→ **Aim**
Repeat each entry as written, dropping any picture you find.

:: The records ::

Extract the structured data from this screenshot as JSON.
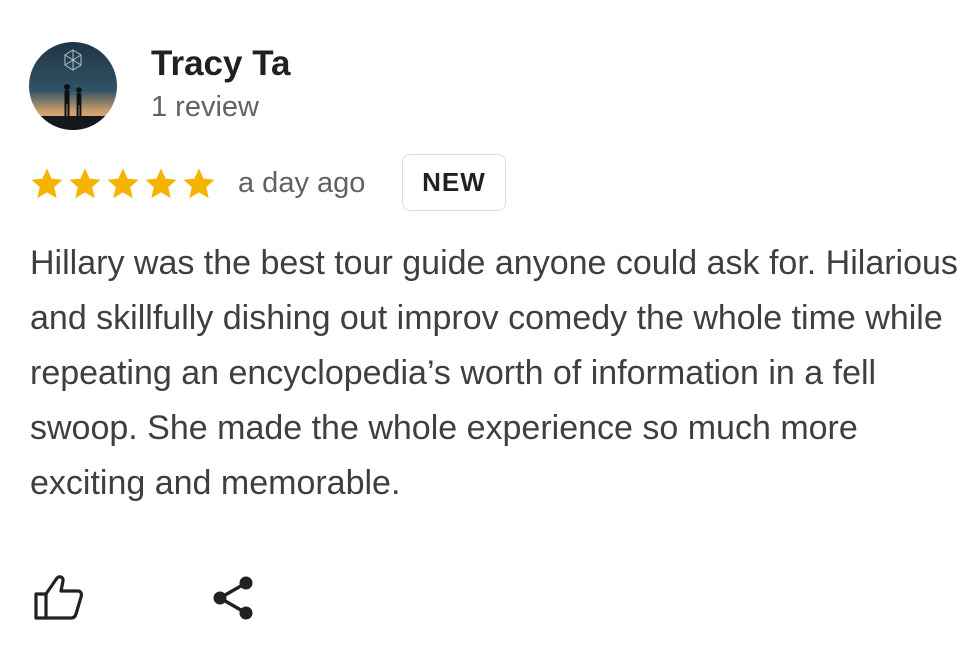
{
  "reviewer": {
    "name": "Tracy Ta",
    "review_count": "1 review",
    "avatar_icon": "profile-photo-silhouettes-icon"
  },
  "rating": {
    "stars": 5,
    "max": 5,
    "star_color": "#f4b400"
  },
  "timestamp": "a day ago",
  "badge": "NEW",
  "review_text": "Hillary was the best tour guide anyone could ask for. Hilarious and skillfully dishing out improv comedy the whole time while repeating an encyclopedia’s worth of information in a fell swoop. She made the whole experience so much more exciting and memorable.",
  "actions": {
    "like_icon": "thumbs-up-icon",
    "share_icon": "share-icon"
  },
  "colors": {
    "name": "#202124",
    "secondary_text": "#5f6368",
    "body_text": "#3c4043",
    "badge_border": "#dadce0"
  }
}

:::

→ **Answer for this exercise**
Extract the structured data from this screenshot as JSON.
{
  "reviewer": {
    "name": "Tracy Ta",
    "review_count": "1 review",
    "avatar_icon": "profile-photo-silhouettes-icon"
  },
  "rating": {
    "stars": 5,
    "max": 5,
    "star_color": "#f4b400"
  },
  "timestamp": "a day ago",
  "badge": "NEW",
  "review_text": "Hillary was the best tour guide anyone could ask for. Hilarious and skillfully dishing out improv comedy the whole time while repeating an encyclopedia’s worth of information in a fell swoop. She made the whole experience so much more exciting and memorable.",
  "actions": {
    "like_icon": "thumbs-up-icon",
    "share_icon": "share-icon"
  },
  "colors": {
    "name": "#202124",
    "secondary_text": "#5f6368",
    "body_text": "#3c4043",
    "badge_border": "#dadce0"
  }
}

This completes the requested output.